» STATED PROBLEM
Locate and copy all lines bearing the word "this".

++++++++++++++++++++

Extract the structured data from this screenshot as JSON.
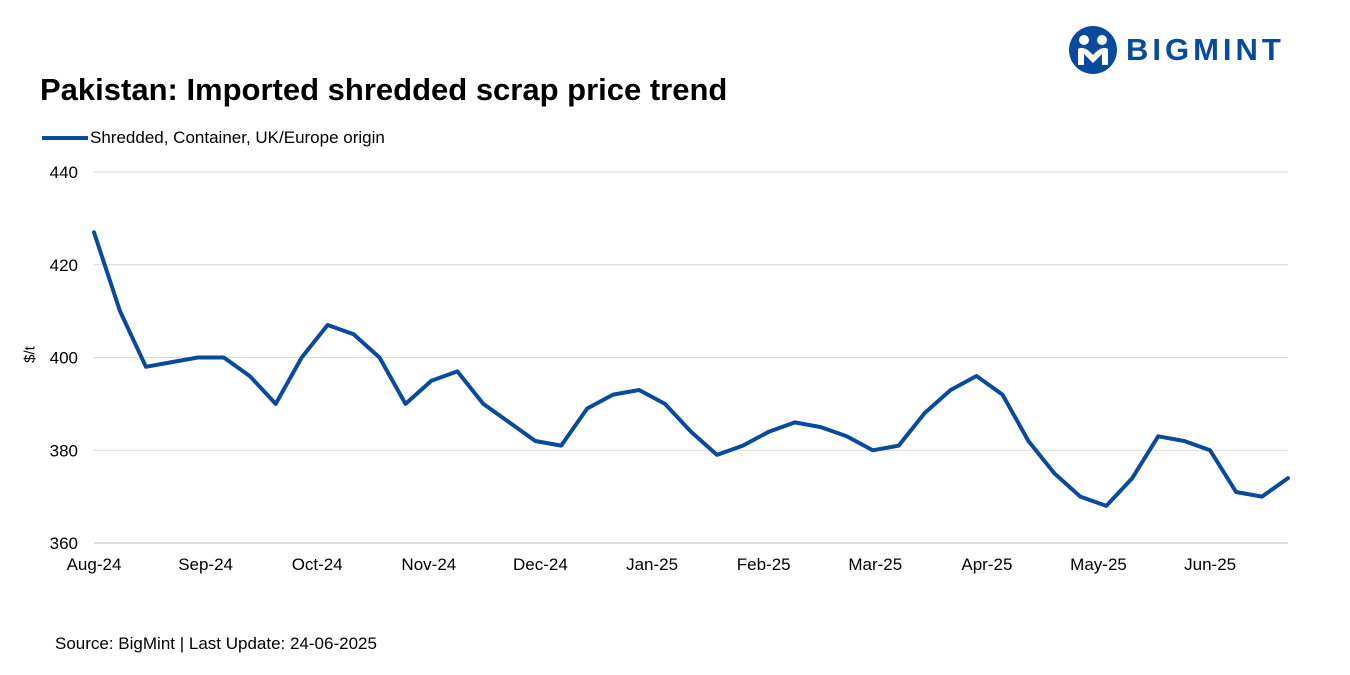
{
  "brand": {
    "name": "BIGMINT",
    "logo_icon": "bigmint-people-logo-icon",
    "color": "#0a4a9e"
  },
  "source_text": "Source: BigMint | Last Update: 24-06-2025",
  "chart_data": {
    "type": "line",
    "title": "Pakistan: Imported shredded scrap price trend",
    "xlabel": "",
    "ylabel": "$/t",
    "ylim": [
      360,
      440
    ],
    "yticks": [
      360,
      380,
      400,
      420,
      440
    ],
    "grid": true,
    "legend_position": "top-left",
    "x_tick_labels": [
      "Aug-24",
      "Sep-24",
      "Oct-24",
      "Nov-24",
      "Dec-24",
      "Jan-25",
      "Feb-25",
      "Mar-25",
      "Apr-25",
      "May-25",
      "Jun-25"
    ],
    "points_per_month": 4.3,
    "series": [
      {
        "name": "Shredded, Container, UK/Europe origin",
        "color": "#0a4a9e",
        "values": [
          427,
          410,
          398,
          399,
          400,
          400,
          396,
          390,
          400,
          407,
          405,
          400,
          390,
          395,
          397,
          390,
          386,
          382,
          381,
          389,
          392,
          393,
          390,
          384,
          379,
          381,
          384,
          386,
          385,
          383,
          380,
          381,
          388,
          393,
          396,
          392,
          382,
          375,
          370,
          368,
          374,
          383,
          382,
          380,
          371,
          370,
          374
        ]
      }
    ]
  }
}
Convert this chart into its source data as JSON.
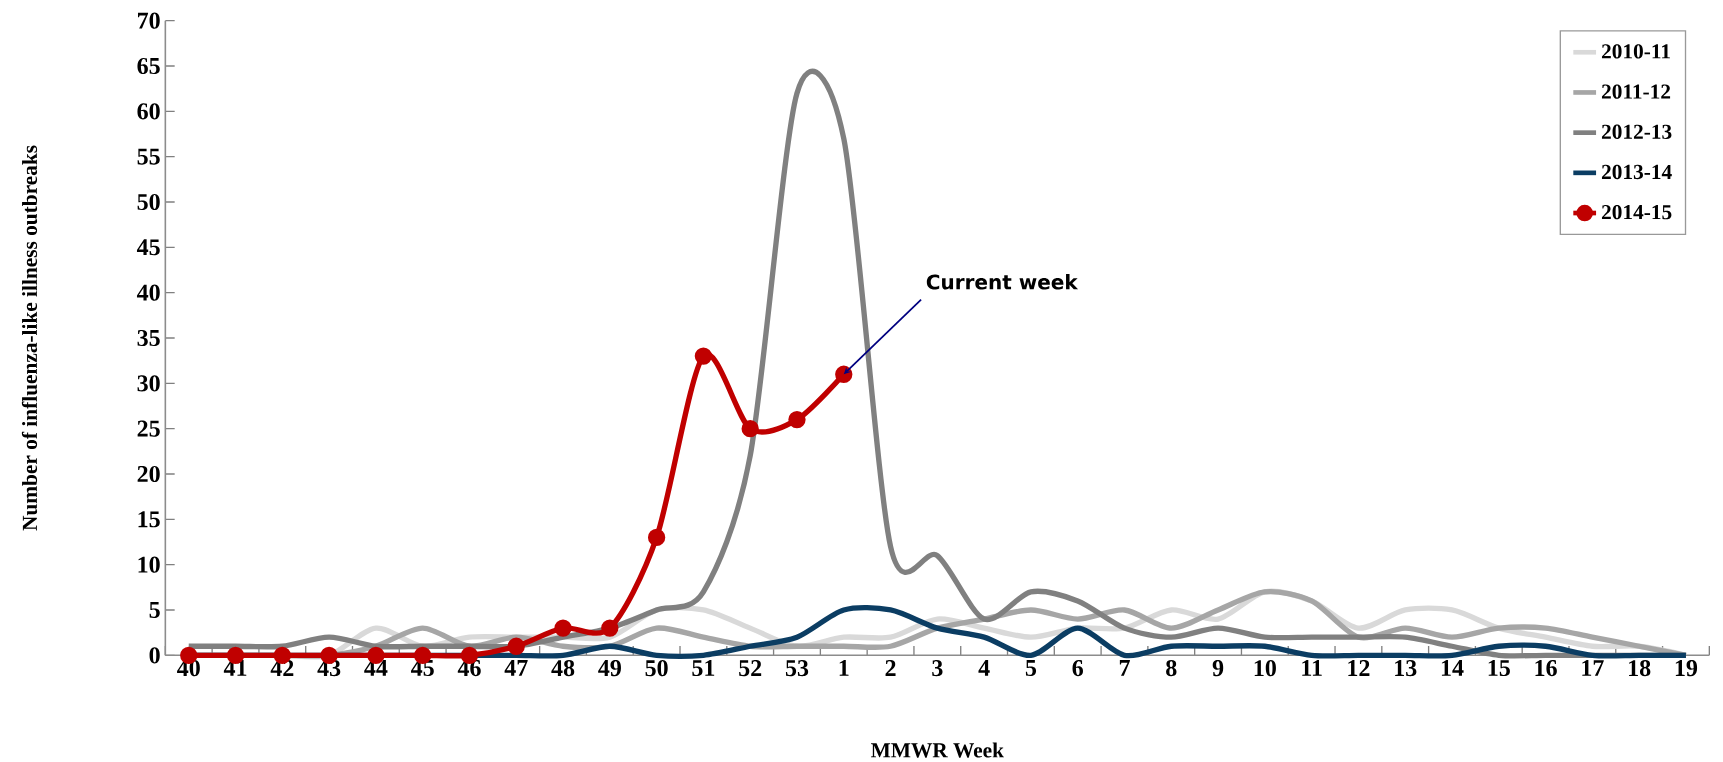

++++++++++++++++++++

» WRITTEN REPLY
Extract the structured data from this screenshot as JSON.
Convert this chart into its source data as JSON.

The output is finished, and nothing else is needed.